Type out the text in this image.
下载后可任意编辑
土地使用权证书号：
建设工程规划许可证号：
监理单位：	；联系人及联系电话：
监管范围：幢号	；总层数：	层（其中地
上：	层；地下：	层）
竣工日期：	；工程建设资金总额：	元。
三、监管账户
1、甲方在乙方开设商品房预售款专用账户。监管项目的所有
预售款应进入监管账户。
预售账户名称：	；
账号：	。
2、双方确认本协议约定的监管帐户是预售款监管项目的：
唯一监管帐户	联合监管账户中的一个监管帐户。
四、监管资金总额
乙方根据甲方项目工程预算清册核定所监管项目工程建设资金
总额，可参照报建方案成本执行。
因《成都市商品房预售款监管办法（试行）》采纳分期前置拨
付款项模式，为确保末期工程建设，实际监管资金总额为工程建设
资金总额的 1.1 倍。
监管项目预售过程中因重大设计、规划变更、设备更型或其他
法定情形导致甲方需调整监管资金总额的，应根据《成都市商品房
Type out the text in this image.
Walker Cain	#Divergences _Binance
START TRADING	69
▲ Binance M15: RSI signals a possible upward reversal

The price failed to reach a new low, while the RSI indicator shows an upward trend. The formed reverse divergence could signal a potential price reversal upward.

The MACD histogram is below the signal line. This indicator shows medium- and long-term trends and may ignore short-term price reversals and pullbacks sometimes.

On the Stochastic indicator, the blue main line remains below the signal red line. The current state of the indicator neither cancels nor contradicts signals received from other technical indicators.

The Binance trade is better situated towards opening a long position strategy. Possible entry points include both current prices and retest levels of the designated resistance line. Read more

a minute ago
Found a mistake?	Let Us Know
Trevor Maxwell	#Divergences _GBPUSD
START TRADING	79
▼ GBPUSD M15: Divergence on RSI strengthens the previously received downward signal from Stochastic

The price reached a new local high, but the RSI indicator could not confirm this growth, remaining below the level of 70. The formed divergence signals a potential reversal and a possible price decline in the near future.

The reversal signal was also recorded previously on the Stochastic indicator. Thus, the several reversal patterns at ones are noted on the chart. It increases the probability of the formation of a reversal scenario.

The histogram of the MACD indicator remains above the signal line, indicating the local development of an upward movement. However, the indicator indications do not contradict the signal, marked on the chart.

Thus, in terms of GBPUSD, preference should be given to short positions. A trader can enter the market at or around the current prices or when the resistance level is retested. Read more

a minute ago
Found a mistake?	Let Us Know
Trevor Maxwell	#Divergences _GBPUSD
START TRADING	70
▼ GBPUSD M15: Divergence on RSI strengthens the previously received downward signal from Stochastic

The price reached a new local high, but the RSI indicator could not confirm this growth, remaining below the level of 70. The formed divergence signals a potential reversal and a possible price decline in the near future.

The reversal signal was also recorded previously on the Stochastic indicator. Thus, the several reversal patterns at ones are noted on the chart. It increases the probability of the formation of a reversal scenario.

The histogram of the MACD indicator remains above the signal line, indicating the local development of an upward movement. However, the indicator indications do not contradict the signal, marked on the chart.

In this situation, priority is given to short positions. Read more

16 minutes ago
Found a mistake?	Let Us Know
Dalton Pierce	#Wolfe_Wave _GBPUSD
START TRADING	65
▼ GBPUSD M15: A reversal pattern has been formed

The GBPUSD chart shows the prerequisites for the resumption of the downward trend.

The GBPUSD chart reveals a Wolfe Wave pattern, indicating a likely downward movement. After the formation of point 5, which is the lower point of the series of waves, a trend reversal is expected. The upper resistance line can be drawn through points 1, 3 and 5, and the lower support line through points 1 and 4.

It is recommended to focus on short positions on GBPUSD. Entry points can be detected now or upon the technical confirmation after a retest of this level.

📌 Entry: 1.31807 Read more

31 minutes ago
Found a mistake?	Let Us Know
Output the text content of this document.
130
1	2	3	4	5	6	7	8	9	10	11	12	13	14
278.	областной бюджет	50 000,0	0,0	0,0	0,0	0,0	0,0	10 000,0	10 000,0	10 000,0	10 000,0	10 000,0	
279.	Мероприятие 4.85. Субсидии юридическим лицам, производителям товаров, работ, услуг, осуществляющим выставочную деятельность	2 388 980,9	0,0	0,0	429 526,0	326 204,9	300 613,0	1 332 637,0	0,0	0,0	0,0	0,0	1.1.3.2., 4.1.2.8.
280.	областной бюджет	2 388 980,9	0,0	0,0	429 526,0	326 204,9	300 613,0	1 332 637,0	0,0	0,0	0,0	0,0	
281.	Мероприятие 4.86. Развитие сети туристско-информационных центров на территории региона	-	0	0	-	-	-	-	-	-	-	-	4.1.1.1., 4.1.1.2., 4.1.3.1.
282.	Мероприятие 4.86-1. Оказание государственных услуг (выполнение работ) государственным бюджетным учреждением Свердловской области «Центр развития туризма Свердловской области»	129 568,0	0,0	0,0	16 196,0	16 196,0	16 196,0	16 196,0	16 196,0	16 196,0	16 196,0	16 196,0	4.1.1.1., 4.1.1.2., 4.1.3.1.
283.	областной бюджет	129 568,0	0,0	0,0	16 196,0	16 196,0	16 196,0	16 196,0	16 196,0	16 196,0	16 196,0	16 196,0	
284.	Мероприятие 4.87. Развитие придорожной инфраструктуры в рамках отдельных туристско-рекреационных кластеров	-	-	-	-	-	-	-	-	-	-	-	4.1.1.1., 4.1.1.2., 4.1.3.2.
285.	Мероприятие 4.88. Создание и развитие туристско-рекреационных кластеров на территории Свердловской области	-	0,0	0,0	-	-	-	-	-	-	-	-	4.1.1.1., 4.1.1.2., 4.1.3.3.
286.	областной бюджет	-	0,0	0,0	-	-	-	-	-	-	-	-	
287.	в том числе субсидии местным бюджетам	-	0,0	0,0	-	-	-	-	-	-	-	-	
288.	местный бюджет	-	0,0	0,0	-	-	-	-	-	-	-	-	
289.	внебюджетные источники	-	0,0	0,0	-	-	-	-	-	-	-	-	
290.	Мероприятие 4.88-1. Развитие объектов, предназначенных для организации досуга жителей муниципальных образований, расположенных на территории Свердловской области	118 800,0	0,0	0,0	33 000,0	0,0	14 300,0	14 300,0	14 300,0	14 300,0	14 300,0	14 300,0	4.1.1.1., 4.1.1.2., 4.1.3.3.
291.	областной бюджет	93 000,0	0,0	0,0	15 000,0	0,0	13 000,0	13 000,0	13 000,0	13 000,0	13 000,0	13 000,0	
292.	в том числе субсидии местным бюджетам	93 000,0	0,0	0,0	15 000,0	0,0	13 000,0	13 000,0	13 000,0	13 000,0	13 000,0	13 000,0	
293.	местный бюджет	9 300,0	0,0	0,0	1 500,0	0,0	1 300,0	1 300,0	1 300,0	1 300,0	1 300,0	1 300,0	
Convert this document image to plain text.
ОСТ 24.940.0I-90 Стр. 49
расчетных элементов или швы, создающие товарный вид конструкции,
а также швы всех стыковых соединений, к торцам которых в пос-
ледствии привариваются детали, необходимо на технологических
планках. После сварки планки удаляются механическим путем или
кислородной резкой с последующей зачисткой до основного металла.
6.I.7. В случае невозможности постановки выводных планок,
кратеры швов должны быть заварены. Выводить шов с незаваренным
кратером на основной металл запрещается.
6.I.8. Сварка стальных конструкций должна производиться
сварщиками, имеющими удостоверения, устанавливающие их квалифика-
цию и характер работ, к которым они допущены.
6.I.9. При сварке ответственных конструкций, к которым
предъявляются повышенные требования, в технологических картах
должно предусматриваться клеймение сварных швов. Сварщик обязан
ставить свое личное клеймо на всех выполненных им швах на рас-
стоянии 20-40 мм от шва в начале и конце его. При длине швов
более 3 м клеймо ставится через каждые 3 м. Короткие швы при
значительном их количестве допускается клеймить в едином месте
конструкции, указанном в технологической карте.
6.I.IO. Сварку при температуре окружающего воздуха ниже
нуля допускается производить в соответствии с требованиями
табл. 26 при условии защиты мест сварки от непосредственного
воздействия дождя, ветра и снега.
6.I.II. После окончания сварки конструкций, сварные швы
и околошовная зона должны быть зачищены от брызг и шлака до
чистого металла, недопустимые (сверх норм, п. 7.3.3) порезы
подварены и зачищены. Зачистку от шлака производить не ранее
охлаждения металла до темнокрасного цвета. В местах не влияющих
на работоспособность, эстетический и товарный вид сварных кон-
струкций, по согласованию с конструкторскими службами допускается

[INSTRUCTION] Go through the material line by line. Show each line that contains the string "областной".

[ANSWER TO THIS EXERCISE]
278.	областной бюджет	50 000,0	0,0	0,0	0,0	0,0	0,0	10 000,0	10 000,0	10 000,0	10 000,0	10 000,0	
280.	областной бюджет	2 388 980,9	0,0	0,0	429 526,0	326 204,9	300 613,0	1 332 637,0	0,0	0,0	0,0	0,0	
283.	областной бюджет	129 568,0	0,0	0,0	16 196,0	16 196,0	16 196,0	16 196,0	16 196,0	16 196,0	16 196,0	16 196,0	
286.	областной бюджет	-	0,0	0,0	-	-	-	-	-	-	-	-	
291.	областной бюджет	93 000,0	0,0	0,0	15 000,0	0,0	13 000,0	13 000,0	13 000,0	13 000,0	13 000,0	13 000,0	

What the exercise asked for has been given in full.